WORK TO DO: Scan the entries and tally the lines that include the string "readable". Reply with the figure alone.

begin EXTRACTED MATERIAL

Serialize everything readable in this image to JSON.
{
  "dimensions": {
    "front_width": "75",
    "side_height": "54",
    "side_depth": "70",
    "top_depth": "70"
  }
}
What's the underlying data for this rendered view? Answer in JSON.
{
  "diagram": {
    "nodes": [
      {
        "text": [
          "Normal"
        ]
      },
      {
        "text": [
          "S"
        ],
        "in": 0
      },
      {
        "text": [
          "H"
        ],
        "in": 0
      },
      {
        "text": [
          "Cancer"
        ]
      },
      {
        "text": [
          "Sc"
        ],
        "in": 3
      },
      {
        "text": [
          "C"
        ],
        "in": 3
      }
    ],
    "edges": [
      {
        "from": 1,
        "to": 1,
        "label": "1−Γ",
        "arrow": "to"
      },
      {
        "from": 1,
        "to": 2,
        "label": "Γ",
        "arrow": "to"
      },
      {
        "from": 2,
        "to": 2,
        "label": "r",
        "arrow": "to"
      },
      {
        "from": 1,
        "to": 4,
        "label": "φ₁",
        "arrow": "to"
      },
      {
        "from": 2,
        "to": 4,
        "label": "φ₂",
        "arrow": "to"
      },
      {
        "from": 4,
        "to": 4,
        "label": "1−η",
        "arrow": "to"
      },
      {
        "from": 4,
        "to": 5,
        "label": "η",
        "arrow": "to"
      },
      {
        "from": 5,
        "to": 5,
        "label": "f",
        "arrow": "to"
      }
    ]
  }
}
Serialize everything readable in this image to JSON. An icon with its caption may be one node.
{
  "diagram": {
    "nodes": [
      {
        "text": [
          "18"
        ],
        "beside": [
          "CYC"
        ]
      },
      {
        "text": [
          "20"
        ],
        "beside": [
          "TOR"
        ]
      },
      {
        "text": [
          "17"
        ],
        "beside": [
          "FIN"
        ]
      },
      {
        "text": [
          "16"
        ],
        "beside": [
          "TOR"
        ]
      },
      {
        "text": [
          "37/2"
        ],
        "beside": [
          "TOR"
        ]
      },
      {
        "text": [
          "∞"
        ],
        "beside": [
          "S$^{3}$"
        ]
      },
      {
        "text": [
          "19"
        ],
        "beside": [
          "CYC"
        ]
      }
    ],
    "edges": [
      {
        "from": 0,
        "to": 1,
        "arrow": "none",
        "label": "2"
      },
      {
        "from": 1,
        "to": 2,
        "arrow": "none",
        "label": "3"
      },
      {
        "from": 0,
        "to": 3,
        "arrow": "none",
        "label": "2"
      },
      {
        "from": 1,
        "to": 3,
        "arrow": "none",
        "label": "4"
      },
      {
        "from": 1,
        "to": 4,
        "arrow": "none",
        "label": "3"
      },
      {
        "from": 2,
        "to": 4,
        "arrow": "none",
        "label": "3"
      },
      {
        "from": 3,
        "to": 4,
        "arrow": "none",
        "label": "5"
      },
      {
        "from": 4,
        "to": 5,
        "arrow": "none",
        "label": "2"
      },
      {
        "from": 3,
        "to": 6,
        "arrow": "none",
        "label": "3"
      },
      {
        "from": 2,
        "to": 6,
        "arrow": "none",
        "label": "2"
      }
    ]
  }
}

end EXTRACTED MATERIAL

THE SOLUTION: 2